■ **Supplied material**
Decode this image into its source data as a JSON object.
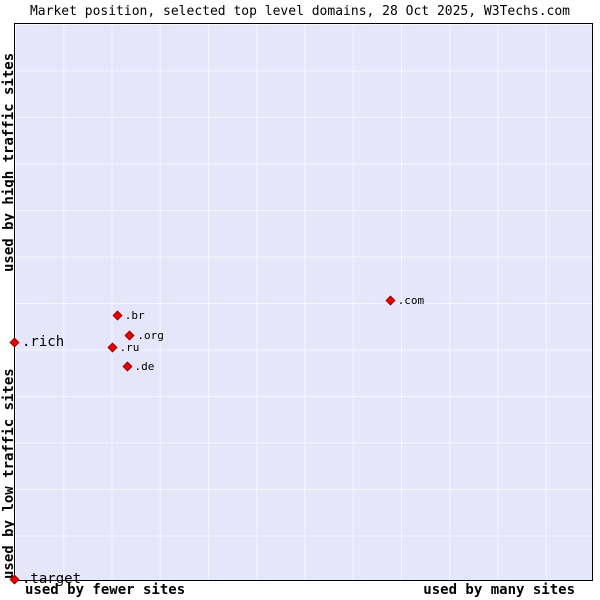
{
  "title": "Market position, selected top level domains, 28 Oct 2025, W3Techs.com",
  "axes": {
    "y_top": "used by high traffic sites",
    "y_bottom": "used by low traffic sites",
    "x_left": "used by fewer sites",
    "x_right": "used by many sites"
  },
  "colors": {
    "plot_bg": "#e6e6fa",
    "grid": "rgba(255,255,255,0.65)",
    "marker": "#ee0000",
    "marker_border": "#990000"
  },
  "chart_data": {
    "type": "scatter",
    "title": "Market position, selected top level domains, 28 Oct 2025, W3Techs.com",
    "x_axis_labels": [
      "used by fewer sites",
      "used by many sites"
    ],
    "y_axis_labels": [
      "used by low traffic sites",
      "used by high traffic sites"
    ],
    "legend_position": "none",
    "grid": true,
    "points": [
      {
        "label": ".com",
        "x_pct": 65.1,
        "y_pct": 49.8,
        "emphasized": false
      },
      {
        "label": ".br",
        "x_pct": 17.8,
        "y_pct": 52.5,
        "emphasized": false
      },
      {
        "label": ".org",
        "x_pct": 20.0,
        "y_pct": 56.1,
        "emphasized": false
      },
      {
        "label": ".ru",
        "x_pct": 16.9,
        "y_pct": 58.2,
        "emphasized": false
      },
      {
        "label": ".de",
        "x_pct": 19.5,
        "y_pct": 61.7,
        "emphasized": false
      },
      {
        "label": ".rich",
        "x_pct": 0.0,
        "y_pct": 57.3,
        "emphasized": true
      },
      {
        "label": ".target",
        "x_pct": 0.0,
        "y_pct": 100.0,
        "emphasized": true
      }
    ]
  }
}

■ **Exercise description**
Would you set down the listing exactly, omitting pictures?

■ **Completed exercise**
Decode this image into its source data as a JSON object.
{
  "title": "Market position, selected top level domains, 28 Oct 2025, W3Techs.com",
  "axes": {
    "y_top": "used by high traffic sites",
    "y_bottom": "used by low traffic sites",
    "x_left": "used by fewer sites",
    "x_right": "used by many sites"
  },
  "colors": {
    "plot_bg": "#e6e6fa",
    "grid": "rgba(255,255,255,0.65)",
    "marker": "#ee0000",
    "marker_border": "#990000"
  },
  "chart_data": {
    "type": "scatter",
    "title": "Market position, selected top level domains, 28 Oct 2025, W3Techs.com",
    "x_axis_labels": [
      "used by fewer sites",
      "used by many sites"
    ],
    "y_axis_labels": [
      "used by low traffic sites",
      "used by high traffic sites"
    ],
    "legend_position": "none",
    "grid": true,
    "points": [
      {
        "label": ".com",
        "x_pct": 65.1,
        "y_pct": 49.8,
        "emphasized": false
      },
      {
        "label": ".br",
        "x_pct": 17.8,
        "y_pct": 52.5,
        "emphasized": false
      },
      {
        "label": ".org",
        "x_pct": 20.0,
        "y_pct": 56.1,
        "emphasized": false
      },
      {
        "label": ".ru",
        "x_pct": 16.9,
        "y_pct": 58.2,
        "emphasized": false
      },
      {
        "label": ".de",
        "x_pct": 19.5,
        "y_pct": 61.7,
        "emphasized": false
      },
      {
        "label": ".rich",
        "x_pct": 0.0,
        "y_pct": 57.3,
        "emphasized": true
      },
      {
        "label": ".target",
        "x_pct": 0.0,
        "y_pct": 100.0,
        "emphasized": true
      }
    ]
  }
}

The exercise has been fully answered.